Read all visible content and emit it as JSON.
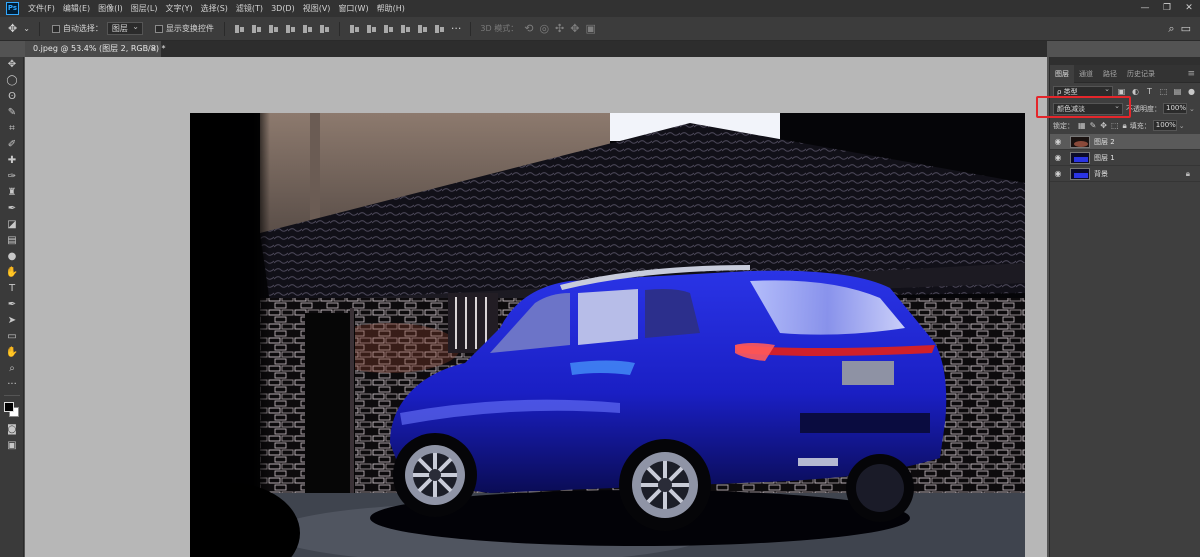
{
  "app": {
    "logo": "Ps"
  },
  "menu": [
    "文件(F)",
    "编辑(E)",
    "图像(I)",
    "图层(L)",
    "文字(Y)",
    "选择(S)",
    "滤镜(T)",
    "3D(D)",
    "视图(V)",
    "窗口(W)",
    "帮助(H)"
  ],
  "window_controls": {
    "minimize": "—",
    "restore": "❐",
    "close": "✕"
  },
  "options": {
    "auto_select_label": "自动选择：",
    "auto_select_value": "图层",
    "show_transform_label": "显示变换控件",
    "mode_3d_label": "3D 模式："
  },
  "document": {
    "tab_title": "0.jpeg @ 53.4% (图层 2, RGB/8) *",
    "close": "×"
  },
  "panel": {
    "tabs": [
      "图层",
      "通道",
      "路径",
      "历史记录"
    ],
    "filter_value": "ρ 类型",
    "blend_mode": "颜色减淡",
    "opacity_label": "不透明度：",
    "opacity_value": "100%",
    "lock_label": "锁定：",
    "fill_label": "填充：",
    "fill_value": "100%",
    "layers": [
      {
        "name": "图层 2",
        "selected": true,
        "locked": false
      },
      {
        "name": "图层 1",
        "selected": false,
        "locked": false
      },
      {
        "name": "背景",
        "selected": false,
        "locked": true
      }
    ]
  },
  "colors": {
    "highlight_box": "#e4262b",
    "car_body": "#1a1fc4",
    "tail_light": "#d0202a"
  }
}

* Exercise instructions: Repeat each entry precisely as it appears. Leave the pictures out.

* Full output:
Read all visible content and emit it as JSON.
{
  "app": {
    "logo": "Ps"
  },
  "menu": [
    "文件(F)",
    "编辑(E)",
    "图像(I)",
    "图层(L)",
    "文字(Y)",
    "选择(S)",
    "滤镜(T)",
    "3D(D)",
    "视图(V)",
    "窗口(W)",
    "帮助(H)"
  ],
  "window_controls": {
    "minimize": "—",
    "restore": "❐",
    "close": "✕"
  },
  "options": {
    "auto_select_label": "自动选择：",
    "auto_select_value": "图层",
    "show_transform_label": "显示变换控件",
    "mode_3d_label": "3D 模式："
  },
  "document": {
    "tab_title": "0.jpeg @ 53.4% (图层 2, RGB/8) *",
    "close": "×"
  },
  "panel": {
    "tabs": [
      "图层",
      "通道",
      "路径",
      "历史记录"
    ],
    "filter_value": "ρ 类型",
    "blend_mode": "颜色减淡",
    "opacity_label": "不透明度：",
    "opacity_value": "100%",
    "lock_label": "锁定：",
    "fill_label": "填充：",
    "fill_value": "100%",
    "layers": [
      {
        "name": "图层 2",
        "selected": true,
        "locked": false
      },
      {
        "name": "图层 1",
        "selected": false,
        "locked": false
      },
      {
        "name": "背景",
        "selected": false,
        "locked": true
      }
    ]
  },
  "colors": {
    "highlight_box": "#e4262b",
    "car_body": "#1a1fc4",
    "tail_light": "#d0202a"
  }
}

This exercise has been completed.